◆ **Given request**: Show each line that has the string "Output" in it.
━━━━━ Extracted data ━━━━━
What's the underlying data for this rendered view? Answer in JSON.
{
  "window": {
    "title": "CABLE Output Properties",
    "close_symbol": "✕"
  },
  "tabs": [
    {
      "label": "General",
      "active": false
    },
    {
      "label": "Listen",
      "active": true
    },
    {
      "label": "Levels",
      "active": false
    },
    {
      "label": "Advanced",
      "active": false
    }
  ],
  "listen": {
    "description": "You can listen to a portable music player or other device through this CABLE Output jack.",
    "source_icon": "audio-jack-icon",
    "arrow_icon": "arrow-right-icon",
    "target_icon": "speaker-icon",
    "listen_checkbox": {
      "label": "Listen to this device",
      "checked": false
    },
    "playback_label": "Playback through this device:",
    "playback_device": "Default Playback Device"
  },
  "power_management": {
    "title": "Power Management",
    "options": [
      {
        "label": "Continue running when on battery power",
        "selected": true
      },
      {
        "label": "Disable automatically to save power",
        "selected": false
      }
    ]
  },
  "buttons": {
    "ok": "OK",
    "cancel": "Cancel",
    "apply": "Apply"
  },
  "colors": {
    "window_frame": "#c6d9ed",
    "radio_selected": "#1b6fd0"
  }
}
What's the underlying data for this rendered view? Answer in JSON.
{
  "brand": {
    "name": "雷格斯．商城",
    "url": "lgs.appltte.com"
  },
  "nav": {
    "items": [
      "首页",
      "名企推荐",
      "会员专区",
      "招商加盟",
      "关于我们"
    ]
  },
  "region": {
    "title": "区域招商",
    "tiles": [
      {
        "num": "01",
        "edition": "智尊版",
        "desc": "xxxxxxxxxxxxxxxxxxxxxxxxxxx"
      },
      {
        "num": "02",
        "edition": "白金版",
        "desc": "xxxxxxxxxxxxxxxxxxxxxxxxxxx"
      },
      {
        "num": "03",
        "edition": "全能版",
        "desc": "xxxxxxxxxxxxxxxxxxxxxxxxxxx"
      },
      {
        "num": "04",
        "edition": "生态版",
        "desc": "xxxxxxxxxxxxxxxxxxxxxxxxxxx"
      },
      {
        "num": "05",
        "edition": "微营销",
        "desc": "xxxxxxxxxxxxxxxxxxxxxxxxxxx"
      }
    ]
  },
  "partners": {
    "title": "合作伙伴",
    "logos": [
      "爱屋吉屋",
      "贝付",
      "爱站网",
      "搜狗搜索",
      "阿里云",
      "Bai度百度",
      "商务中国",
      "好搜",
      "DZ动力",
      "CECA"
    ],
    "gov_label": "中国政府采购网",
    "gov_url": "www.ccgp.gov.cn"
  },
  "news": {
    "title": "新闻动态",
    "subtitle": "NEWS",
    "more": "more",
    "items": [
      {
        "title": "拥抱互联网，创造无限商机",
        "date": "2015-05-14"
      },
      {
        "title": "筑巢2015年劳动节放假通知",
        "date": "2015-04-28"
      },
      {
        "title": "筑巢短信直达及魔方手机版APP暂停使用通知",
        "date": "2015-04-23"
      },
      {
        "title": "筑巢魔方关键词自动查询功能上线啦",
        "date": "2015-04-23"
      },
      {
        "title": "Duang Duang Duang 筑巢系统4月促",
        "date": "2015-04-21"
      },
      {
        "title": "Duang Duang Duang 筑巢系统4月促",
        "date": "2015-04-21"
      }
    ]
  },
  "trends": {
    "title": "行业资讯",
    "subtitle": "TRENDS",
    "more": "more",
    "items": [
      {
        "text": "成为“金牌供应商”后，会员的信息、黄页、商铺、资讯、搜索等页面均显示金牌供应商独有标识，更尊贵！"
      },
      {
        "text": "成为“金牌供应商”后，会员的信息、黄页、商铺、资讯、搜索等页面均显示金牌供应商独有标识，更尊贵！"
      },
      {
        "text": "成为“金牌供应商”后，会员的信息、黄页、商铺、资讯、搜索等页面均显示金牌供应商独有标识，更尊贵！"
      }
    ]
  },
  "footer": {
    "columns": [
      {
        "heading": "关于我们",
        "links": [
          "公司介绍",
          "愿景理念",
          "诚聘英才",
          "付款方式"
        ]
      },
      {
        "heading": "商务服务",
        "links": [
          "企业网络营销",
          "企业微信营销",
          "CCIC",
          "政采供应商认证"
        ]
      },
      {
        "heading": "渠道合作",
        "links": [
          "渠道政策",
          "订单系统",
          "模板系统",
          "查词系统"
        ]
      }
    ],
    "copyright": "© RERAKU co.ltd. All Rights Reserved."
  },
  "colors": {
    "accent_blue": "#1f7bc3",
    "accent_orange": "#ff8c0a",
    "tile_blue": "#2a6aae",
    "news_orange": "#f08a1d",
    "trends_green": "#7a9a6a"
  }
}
━━━━━
━━━━━ Extracted data ━━━━━
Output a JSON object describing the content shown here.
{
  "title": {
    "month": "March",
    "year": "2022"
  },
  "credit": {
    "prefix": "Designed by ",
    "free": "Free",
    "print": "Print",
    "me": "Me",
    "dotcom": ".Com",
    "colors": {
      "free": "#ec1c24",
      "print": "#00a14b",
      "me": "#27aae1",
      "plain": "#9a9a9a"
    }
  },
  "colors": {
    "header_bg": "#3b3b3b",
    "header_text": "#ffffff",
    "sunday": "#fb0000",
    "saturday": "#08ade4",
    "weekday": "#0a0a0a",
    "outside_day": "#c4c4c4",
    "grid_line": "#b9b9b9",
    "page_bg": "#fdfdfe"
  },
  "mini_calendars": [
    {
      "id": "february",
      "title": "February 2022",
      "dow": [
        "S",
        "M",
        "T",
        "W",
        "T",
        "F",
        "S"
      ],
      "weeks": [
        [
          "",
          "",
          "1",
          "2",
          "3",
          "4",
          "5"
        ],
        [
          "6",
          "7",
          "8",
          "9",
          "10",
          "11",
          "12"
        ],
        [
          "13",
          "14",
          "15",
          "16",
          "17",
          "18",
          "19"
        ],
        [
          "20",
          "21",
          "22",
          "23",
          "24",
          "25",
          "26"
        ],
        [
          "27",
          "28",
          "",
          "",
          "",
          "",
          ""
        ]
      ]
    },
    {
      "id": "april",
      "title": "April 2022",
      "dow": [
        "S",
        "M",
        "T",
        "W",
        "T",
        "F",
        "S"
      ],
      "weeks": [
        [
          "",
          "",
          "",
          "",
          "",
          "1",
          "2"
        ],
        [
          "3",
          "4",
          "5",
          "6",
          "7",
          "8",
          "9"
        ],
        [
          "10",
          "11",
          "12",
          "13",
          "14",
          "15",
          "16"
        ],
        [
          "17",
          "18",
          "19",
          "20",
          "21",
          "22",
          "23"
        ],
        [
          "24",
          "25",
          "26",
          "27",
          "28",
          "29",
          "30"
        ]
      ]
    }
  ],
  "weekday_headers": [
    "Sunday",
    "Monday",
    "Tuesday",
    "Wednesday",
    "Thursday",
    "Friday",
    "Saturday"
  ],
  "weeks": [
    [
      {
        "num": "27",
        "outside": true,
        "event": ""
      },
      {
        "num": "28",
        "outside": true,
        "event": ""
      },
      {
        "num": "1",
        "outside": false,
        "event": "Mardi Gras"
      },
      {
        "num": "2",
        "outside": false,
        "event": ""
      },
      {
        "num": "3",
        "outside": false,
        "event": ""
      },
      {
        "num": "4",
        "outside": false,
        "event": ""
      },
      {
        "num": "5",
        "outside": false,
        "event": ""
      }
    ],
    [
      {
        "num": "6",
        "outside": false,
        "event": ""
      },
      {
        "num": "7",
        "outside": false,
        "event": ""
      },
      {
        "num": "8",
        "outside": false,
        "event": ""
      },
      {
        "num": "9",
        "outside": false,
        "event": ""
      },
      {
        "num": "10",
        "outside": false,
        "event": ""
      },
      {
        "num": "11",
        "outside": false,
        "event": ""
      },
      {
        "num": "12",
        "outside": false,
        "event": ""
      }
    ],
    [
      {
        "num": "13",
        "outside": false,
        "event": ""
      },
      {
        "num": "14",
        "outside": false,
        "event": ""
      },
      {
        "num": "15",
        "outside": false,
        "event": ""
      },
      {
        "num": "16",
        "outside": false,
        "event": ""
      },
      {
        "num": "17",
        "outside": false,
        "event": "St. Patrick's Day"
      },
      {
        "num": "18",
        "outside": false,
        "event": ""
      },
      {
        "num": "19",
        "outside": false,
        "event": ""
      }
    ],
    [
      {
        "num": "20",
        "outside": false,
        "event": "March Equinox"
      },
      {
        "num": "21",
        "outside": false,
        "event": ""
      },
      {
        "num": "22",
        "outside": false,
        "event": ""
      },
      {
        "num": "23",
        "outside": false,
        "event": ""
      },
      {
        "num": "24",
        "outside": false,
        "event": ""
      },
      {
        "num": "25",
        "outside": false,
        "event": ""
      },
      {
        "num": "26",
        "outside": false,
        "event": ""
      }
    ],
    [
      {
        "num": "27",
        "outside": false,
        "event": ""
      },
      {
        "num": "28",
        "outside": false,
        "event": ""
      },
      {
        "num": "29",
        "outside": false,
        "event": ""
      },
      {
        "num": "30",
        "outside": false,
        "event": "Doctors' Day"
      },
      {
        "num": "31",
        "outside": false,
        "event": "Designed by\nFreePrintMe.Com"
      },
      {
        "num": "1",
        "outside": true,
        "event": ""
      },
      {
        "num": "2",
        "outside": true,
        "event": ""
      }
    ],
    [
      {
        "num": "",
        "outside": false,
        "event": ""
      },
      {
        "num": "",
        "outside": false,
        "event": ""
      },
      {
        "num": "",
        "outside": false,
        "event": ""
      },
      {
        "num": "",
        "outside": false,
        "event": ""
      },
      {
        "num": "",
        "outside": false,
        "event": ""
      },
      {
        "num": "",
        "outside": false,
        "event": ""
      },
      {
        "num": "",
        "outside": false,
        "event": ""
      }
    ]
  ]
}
━━━━━
◆ **Full answer**:
    "title": "CABLE Output Properties",
    "description": "You can listen to a portable music player or other device through this CABLE Output jack.",
Output a JSON object describing the content shown here.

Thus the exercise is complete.